課題:
a) 次の(i)〜(iii)が卵巣腫瘍の体験記の内容と合うか、それぞれ「はい」か「いいえ」で答え、判断の根拠となる箇所を原文のまま引用する。(i) CTを撮るかどうかは医師が決め、本人に選ぶ余地はなかった。(ii) 札幌から来ていた若い当直医は、CT室から戻ったときもまだ処置室にいた。(iii) 主治医は、卵巣機能を残すことを考えるなら数ヵ月待ってから手術するほうがよいのではないかと話した。
b) 卵巣腫瘍の体験記で、病棟へ移動する数時間前に受けた検査は何か。
c) 卵巣腫瘍の体験記の最後の文に続けて、その先を書いてください。

本文:

○ ○ ○ ○

めったに便秘などしないのだが、なされるがまま用を済ます。
でも一向に止まない痛み。「便秘ならこのまま帰ってもらうしかないが心配ならCTを撮ります。どうしますか。」と聞かれ、当然CTを選択。

CT室から先程の処置室に戻ると先程とは打って変わってただならぬ雰囲気。札幌から来ていた若い当直医が帰り、別の医師がCT画像を見ながら腕組みをし、婦人科の診察が必要とのことになり急遽婦人科外来へ回される。

そこで改めて内診し、卵巣に腫瘍があり破裂したので緊急手術をするとのこと。「開腹手術をする」「命に関わる手術になる」と言われたことだけはなんとなく記憶にあるが、頭が真っ白になりあまりその当時のことを覚えていない。とにかく即入院とのことで、夫に仕事の引き継ぎをし、荷物を依頼。コロナの検査を受け数時間後病棟へ移動する。

そして昼頃MRIを撮り、主治医の診察を再度受ける。心の準備もできないまま看護師と共にすでに手術の準備をしていたところだが、主治医によると、まだ年齢的にみて卵巣機能を残すことを考えるならば、数ヵ月待ってからだの準備を整えてから手術をしたほうがいいのではないかとの話だった。もちろんその治療計画に受諾。

○ ○ ○ ○

一覧の行:
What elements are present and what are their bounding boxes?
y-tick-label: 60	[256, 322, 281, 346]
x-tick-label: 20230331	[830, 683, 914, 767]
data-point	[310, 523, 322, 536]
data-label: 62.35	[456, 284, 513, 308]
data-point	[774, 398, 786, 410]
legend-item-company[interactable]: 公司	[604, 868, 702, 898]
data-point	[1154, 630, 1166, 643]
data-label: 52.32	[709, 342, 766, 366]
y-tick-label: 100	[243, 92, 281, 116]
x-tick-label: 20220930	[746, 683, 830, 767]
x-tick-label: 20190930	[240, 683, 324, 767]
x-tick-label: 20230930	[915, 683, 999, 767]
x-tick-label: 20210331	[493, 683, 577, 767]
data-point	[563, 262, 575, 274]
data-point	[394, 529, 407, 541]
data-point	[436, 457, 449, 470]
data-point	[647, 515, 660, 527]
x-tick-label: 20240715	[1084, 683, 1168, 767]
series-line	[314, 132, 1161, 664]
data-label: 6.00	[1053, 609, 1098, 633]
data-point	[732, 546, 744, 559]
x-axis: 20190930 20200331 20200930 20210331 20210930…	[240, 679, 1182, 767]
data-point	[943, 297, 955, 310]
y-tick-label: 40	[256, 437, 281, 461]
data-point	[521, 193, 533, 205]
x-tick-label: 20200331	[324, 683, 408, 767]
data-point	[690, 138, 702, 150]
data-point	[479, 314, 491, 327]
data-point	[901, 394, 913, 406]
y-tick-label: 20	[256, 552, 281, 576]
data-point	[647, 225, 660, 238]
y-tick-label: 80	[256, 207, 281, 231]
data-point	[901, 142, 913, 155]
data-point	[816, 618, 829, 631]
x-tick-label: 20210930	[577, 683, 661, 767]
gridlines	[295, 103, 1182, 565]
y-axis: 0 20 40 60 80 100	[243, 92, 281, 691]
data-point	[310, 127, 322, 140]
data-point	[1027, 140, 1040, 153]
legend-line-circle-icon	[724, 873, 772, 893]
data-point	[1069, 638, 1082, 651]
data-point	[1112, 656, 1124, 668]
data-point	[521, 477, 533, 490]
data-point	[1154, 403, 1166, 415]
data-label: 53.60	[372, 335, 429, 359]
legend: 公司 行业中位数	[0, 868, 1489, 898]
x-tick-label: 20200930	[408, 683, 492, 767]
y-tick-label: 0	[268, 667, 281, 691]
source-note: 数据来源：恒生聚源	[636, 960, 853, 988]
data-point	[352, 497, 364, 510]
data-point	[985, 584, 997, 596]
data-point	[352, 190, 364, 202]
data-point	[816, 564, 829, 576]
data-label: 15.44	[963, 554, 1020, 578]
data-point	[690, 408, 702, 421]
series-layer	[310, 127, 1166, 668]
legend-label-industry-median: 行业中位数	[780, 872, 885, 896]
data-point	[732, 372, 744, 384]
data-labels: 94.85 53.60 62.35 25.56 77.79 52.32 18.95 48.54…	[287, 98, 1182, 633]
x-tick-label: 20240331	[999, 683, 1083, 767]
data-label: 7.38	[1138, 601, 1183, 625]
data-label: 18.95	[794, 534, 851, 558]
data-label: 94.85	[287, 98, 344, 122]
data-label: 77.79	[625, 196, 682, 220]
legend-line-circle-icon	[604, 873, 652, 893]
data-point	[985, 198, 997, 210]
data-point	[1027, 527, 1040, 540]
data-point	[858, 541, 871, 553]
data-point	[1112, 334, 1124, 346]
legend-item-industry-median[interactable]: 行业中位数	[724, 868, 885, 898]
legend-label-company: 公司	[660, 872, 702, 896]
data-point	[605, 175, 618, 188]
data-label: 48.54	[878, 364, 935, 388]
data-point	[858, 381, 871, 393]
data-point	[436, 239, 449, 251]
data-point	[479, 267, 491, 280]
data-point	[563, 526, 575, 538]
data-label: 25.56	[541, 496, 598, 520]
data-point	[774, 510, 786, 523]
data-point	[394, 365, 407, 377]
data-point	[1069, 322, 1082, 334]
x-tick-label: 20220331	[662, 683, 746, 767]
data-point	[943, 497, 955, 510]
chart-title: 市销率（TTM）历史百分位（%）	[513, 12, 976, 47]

○ ○ ○ ○

解答:
a)
(i) いいえ。「「便秘ならこのまま帰ってもらうしかないが心配ならCTを撮ります。どうしますか。」と聞かれ、当然CTを選択。」
(ii) いいえ。「札幌から来ていた若い当直医が帰り」
(iii) はい。「まだ年齢的にみて卵巣機能を残すことを考えるならば、数ヵ月待ってからだの準備を整えてから手術をしたほうがいいのではないかとの話だった」

b) コロナの検査。

c)
ともあれ卵巣に爆弾をかかえ、破裂もしたのでまずはそのまま1週間の入院に。

痛みは数日で引いたが、幼い頃以来の入院で、その上コロナ禍でもちろん面会不可。痛みのあとは孤独と先々の不安で毎日メソメソ泣いて暮らした。

病室の向かいには新生児室があり、昼夜響く泣き声の大合唱に夜も眠れず、心も体も押し潰されていった。

同室のお婆さんたちは「あらあら元気でいいわね」と笑っていたが、私は急いで売店に行き、耳栓を購入。赤ん坊の泣き声なんて産婦人科病棟の日常なのだから仕方がないとわかっていても、自分の心の狭さに嫌気がさし、このまま一人も産まずして子供を産めない体になるかもしれないという恐怖に、心のほうが限界だった。

そして1週間後再度診察を終え、腫瘍は消えることはなかったが、まずは一時退院となった。


退院後は毎日薬を飲みながら、仕事をセーブさせてもらいなるべく穏やかに過ごした。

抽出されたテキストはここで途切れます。